**Excerpted data:**
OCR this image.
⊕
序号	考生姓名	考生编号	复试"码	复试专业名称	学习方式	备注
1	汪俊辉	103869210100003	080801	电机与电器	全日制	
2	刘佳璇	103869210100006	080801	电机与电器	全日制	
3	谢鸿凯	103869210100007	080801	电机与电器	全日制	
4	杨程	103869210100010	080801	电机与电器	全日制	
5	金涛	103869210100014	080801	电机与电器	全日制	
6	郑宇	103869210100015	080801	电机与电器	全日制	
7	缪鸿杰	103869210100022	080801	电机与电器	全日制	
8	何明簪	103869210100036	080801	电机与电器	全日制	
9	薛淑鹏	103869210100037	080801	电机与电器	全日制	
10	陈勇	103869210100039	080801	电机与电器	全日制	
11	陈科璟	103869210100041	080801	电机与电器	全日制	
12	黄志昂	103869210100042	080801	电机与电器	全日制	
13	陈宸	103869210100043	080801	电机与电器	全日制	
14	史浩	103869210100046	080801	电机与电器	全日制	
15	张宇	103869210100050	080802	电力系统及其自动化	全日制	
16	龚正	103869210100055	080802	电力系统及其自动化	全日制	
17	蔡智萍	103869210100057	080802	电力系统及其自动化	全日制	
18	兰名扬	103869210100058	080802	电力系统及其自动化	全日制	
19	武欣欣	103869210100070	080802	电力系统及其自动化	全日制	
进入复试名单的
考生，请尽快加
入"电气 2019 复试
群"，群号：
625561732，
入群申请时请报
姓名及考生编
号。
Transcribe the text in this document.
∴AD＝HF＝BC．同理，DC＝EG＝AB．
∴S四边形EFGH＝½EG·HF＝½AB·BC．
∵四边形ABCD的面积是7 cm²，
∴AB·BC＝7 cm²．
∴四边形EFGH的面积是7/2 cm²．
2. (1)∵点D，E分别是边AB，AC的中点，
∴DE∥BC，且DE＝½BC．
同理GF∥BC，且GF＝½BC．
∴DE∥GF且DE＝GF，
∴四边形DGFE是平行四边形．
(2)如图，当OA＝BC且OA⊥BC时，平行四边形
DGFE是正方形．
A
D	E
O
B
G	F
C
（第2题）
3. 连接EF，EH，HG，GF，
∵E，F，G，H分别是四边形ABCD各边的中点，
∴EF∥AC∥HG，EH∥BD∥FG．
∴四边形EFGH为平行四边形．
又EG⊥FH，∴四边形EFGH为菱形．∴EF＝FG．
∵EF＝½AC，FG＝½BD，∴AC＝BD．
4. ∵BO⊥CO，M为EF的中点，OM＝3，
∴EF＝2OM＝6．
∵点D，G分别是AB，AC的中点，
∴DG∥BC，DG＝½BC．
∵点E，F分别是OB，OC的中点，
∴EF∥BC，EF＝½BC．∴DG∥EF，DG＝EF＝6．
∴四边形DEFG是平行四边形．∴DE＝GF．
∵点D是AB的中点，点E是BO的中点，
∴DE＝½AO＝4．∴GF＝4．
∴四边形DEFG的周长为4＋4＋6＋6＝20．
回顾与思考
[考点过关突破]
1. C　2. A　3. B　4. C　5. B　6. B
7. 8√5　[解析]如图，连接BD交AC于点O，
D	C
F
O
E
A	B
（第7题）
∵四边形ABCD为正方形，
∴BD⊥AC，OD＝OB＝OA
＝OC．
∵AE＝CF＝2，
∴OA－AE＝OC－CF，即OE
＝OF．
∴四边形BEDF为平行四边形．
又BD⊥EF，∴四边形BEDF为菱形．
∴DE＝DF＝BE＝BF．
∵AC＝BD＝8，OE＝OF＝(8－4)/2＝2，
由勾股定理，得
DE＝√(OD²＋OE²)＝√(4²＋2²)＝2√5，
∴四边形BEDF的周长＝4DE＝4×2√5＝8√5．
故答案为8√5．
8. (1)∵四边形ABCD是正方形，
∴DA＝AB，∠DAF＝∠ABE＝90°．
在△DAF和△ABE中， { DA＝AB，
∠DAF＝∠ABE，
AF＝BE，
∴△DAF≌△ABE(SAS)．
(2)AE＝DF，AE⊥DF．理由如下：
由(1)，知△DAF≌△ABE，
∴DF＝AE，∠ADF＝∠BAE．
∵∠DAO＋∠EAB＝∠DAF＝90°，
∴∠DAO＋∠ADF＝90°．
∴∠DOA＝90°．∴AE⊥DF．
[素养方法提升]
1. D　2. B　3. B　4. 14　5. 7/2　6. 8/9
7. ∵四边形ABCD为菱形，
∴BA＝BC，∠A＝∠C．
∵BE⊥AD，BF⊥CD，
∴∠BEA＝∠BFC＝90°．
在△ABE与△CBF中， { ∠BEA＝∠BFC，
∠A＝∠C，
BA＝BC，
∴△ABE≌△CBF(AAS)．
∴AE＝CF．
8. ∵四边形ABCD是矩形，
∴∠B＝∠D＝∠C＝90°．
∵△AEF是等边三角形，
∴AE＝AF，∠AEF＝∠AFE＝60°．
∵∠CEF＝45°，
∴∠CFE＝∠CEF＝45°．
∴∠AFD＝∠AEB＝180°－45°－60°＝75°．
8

**What is being asked:** Filter the records, keeping only lines that contain "this", and show those lines.

**Answer to the problem:**
OCR this image.
Transcribe the text in this document.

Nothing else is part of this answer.